→ EXERCISE AIM
Your task is to print all of the material verbatim.

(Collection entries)
-- Begin --
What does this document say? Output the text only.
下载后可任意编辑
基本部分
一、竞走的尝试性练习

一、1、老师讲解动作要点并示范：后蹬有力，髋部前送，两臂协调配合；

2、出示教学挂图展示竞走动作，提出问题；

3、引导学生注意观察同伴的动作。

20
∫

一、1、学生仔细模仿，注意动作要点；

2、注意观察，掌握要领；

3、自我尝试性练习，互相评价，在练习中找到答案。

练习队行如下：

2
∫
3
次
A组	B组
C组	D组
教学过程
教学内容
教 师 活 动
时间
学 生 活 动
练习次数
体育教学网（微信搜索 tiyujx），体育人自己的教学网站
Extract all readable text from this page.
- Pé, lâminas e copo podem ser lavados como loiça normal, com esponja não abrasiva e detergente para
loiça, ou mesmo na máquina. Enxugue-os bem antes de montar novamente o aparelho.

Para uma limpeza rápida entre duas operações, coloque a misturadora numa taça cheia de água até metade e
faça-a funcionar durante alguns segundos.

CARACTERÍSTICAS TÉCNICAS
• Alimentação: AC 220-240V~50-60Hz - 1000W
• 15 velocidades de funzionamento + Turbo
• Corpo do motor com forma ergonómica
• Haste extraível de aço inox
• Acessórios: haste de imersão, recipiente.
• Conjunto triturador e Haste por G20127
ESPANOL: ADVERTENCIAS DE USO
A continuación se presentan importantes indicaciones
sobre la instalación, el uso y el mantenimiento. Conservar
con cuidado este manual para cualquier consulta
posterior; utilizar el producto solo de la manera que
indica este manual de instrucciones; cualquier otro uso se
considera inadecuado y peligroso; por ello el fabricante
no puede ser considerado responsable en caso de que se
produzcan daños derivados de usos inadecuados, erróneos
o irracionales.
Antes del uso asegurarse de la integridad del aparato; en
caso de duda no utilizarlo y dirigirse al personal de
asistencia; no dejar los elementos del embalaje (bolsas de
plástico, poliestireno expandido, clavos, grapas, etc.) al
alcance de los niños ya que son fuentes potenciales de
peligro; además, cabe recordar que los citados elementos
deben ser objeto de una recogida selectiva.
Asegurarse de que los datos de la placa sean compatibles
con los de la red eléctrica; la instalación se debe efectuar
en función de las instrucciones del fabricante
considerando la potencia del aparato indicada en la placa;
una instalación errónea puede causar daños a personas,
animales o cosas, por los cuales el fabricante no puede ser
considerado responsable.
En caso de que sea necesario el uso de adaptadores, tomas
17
-- End --
→ ANSWER TO THIS EXERCISE
What does this document say? Output the text only.
下载后可任意编辑
基本部分
一、竞走的尝试性练习

一、1、老师讲解动作要点并示范：后蹬有力，髋部前送，两臂协调配合；

2、出示教学挂图展示竞走动作，提出问题；

3、引导学生注意观察同伴的动作。

20
∫

一、1、学生仔细模仿，注意动作要点；

2、注意观察，掌握要领；

3、自我尝试性练习，互相评价，在练习中找到答案。

练习队行如下：

2
∫
3
次
A组	B组
C组	D组
教学过程
教学内容
教 师 活 动
时间
学 生 活 动
练习次数
体育教学网（微信搜索 tiyujx），体育人自己的教学网站
Extract all readable text from this page.
- Pé, lâminas e copo podem ser lavados como loiça normal, com esponja não abrasiva e detergente para
loiça, ou mesmo na máquina. Enxugue-os bem antes de montar novamente o aparelho.

Para uma limpeza rápida entre duas operações, coloque a misturadora numa taça cheia de água até metade e
faça-a funcionar durante alguns segundos.

CARACTERÍSTICAS TÉCNICAS
• Alimentação: AC 220-240V~50-60Hz - 1000W
• 15 velocidades de funzionamento + Turbo
• Corpo do motor com forma ergonómica
• Haste extraível de aço inox
• Acessórios: haste de imersão, recipiente.
• Conjunto triturador e Haste por G20127
ESPANOL: ADVERTENCIAS DE USO
A continuación se presentan importantes indicaciones
sobre la instalación, el uso y el mantenimiento. Conservar
con cuidado este manual para cualquier consulta
posterior; utilizar el producto solo de la manera que
indica este manual de instrucciones; cualquier otro uso se
considera inadecuado y peligroso; por ello el fabricante
no puede ser considerado responsable en caso de que se
produzcan daños derivados de usos inadecuados, erróneos
o irracionales.
Antes del uso asegurarse de la integridad del aparato; en
caso de duda no utilizarlo y dirigirse al personal de
asistencia; no dejar los elementos del embalaje (bolsas de
plástico, poliestireno expandido, clavos, grapas, etc.) al
alcance de los niños ya que son fuentes potenciales de
peligro; además, cabe recordar que los citados elementos
deben ser objeto de una recogida selectiva.
Asegurarse de que los datos de la placa sean compatibles
con los de la red eléctrica; la instalación se debe efectuar
en función de las instrucciones del fabricante
considerando la potencia del aparato indicada en la placa;
una instalación errónea puede causar daños a personas,
animales o cosas, por los cuales el fabricante no puede ser
considerado responsable.
En caso de que sea necesario el uso de adaptadores, tomas
17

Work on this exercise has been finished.